--- Source document ---
The viability of efforts to combine the forces of labor and environmentalism will be put to a test this week when steelworker Don Kegley of the Alliance for Sustainable Jobs and the Environment (ASJE) speaks in public forums in Libby, Kalispell and Hamilton. ASJE was formed in May of 1999 when members of several environmental groups–including Friends of the Earth, the Sierra Club, Earth First! and the Bay Area Coalition for the Headwaters–joined forces with the United Steelworkers of America (USWA) union to confront the Maxxam Corporation, the parent company of Kaiser Aluminum and Pacific Lumber. That year Kaiser had locked out its union employees, while Pacific Lumber was actively cutting ancient redwoods in the Headwaters area. USWA attributes its eventual victory in that struggle in part to the labor-environmentalism partnership. Likewise, environmentalists point to the alliance as instrumental in stopping the redwood deforestation.
Kegley, a balding and mustachioed third-generation steelworker from Spokane, jumped onboard as the labor chairman of ASJE, and has since been speaking around the country to preserve jobs and wild lands.
“I’m really looking forward to being in western Montana, a beautiful region that faces some serious challenges,” says Kegley, in a written statement to the Independent. “I’m very concerned about the people at the Columbia Falls Aluminum Company who are out of work as a result of energy deregulation, and the people in Libby who are suffering from the contamination caused by the W.R. Grace mine. I’m also concerned that some individuals are attempting to blame environmental activists for the region’s economic woes.”
How Kegley’s message will play in these three conservative communities–all of which are epicenters of labor and environmental unrest–remains to be seen. Scott Nicholson of the Montana Human Rights Network, the primary sponsor of Kegley’s visit, doesn’t foresee any activity beyond a healthy, spirited discussion.
“Don spoke at a public hearing during the Headwaters campaign, and unbeknownst to him, the Pacific Lumber company had given all 700 of its employees the day off to attend,” says Nicholson. “One activist turned to Kegley and said, ‘We’re dead.’ But when Don finished speaking, he got a standing ovation from everyone in the room.”
According to Nicholson, the idea for the forums came from an Independent article from January about Kegley’s last visit to Missoula. The forums are scheduled for Sunday, Sept. 16 at the Libby United Methodist Church, Monday , Sept. 17 in Kalispell at the Flathead High School Auditorium, and Tuesday, Sept.18 in the Hamilton High School Commons. All the forums begin at 7 p.m.

--- Instructions to follow ---
Set down the passage from the labor-environmental alliance article word for word, the stretch from "How Kegley’s message" through "healthy, spirited discussion.".

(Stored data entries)
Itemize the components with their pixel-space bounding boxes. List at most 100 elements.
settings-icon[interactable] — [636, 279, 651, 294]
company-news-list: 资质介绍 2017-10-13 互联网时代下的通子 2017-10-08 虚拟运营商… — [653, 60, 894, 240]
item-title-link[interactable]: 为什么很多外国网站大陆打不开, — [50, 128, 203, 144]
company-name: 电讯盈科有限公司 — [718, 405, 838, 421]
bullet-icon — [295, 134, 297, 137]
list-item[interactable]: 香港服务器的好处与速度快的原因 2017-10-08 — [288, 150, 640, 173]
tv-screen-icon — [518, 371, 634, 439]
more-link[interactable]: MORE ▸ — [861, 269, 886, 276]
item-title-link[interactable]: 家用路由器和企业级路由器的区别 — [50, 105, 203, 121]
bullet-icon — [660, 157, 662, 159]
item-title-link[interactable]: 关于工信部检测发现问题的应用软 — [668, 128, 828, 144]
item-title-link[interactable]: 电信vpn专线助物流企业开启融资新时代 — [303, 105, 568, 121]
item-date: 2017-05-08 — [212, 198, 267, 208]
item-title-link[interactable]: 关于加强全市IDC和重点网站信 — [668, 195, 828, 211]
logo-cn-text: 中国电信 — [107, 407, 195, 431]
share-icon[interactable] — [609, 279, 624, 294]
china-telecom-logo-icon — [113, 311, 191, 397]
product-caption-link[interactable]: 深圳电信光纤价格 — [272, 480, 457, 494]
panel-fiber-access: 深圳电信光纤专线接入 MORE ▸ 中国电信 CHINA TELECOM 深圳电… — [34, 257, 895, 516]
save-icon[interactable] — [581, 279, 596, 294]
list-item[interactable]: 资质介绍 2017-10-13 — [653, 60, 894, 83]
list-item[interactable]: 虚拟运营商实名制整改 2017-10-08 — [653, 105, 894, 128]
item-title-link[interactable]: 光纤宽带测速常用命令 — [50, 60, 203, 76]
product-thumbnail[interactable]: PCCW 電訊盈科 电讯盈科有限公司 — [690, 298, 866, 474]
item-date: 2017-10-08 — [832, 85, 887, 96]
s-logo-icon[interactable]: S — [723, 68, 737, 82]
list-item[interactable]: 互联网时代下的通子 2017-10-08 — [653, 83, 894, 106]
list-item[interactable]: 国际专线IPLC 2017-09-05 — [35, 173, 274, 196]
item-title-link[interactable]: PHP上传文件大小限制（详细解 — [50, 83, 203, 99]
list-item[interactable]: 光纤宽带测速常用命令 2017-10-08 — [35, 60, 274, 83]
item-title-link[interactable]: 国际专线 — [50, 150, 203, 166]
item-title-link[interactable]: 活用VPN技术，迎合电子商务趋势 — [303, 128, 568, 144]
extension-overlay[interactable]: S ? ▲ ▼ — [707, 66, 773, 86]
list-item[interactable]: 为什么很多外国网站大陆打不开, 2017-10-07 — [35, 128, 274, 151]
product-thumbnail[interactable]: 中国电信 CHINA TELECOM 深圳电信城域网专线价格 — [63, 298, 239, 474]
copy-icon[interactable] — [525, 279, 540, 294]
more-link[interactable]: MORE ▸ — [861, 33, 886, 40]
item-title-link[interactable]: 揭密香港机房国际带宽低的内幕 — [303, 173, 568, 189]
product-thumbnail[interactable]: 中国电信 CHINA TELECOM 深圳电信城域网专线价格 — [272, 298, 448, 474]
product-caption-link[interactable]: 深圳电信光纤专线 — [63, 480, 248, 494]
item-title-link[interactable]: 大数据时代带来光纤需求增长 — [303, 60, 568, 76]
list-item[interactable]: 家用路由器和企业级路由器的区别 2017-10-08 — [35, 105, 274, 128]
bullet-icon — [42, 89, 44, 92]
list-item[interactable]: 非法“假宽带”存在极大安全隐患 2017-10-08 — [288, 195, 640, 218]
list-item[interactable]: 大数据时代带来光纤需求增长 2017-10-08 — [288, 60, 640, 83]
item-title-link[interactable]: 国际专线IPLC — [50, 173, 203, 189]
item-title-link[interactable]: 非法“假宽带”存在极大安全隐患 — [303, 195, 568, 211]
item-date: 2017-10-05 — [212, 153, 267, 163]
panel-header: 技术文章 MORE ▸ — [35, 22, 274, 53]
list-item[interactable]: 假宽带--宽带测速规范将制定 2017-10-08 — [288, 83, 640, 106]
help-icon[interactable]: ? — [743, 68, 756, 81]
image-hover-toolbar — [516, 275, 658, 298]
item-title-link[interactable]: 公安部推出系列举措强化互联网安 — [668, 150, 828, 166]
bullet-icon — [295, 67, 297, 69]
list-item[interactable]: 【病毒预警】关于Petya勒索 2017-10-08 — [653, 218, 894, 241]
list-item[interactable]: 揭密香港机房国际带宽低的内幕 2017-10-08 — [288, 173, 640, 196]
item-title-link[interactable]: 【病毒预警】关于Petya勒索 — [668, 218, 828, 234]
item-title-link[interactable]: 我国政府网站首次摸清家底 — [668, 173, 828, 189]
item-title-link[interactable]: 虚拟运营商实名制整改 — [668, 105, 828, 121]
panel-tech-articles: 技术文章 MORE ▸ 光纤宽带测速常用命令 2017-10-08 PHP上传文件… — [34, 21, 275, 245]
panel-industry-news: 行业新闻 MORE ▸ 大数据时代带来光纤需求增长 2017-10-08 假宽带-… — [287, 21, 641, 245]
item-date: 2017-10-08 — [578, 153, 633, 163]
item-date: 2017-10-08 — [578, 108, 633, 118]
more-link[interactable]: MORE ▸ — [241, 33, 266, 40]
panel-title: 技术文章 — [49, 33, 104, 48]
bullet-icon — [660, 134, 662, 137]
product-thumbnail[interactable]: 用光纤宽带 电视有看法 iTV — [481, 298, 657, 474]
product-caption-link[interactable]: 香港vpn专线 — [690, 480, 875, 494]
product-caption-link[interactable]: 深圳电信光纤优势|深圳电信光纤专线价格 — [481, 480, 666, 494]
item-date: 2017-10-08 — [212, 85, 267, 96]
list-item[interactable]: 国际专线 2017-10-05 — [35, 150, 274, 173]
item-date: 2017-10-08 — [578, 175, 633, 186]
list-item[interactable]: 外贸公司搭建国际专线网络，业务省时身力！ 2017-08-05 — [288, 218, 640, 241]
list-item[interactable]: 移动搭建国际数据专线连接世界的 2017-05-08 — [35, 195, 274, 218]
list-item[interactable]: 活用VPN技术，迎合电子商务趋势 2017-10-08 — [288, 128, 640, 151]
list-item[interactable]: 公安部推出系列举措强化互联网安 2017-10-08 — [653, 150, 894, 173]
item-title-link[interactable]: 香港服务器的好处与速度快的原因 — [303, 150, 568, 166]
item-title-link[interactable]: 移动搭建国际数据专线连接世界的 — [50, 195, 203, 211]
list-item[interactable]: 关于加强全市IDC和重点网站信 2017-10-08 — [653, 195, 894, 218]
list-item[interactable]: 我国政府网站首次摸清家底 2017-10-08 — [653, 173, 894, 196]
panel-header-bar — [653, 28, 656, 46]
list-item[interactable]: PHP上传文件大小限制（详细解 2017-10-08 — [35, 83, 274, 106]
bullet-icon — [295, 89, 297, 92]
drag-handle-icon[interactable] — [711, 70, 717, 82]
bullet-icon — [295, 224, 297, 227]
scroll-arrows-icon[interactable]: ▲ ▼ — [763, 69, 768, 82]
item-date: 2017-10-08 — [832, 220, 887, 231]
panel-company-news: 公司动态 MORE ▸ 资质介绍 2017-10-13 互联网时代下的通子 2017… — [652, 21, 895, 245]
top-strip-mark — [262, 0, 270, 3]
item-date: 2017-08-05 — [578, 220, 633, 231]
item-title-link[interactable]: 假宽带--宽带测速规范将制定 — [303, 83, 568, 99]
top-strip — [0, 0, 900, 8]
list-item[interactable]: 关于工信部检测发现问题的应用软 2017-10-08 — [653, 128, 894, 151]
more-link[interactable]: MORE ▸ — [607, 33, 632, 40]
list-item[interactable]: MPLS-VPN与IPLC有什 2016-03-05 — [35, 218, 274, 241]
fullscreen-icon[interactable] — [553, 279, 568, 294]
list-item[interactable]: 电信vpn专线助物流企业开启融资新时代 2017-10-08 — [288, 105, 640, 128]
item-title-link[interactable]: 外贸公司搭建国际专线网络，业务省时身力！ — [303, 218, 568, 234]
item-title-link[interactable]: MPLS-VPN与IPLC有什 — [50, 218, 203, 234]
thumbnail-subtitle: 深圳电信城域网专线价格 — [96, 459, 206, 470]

--- Result below ---
How Kegley’s message will play in these three conservative communities–all of which are epicenters of labor and environmental unrest–remains to be seen. Scott Nicholson of the Montana Human Rights Network, the primary sponsor of Kegley’s visit, doesn’t foresee any activity beyond a healthy, spirited discussion.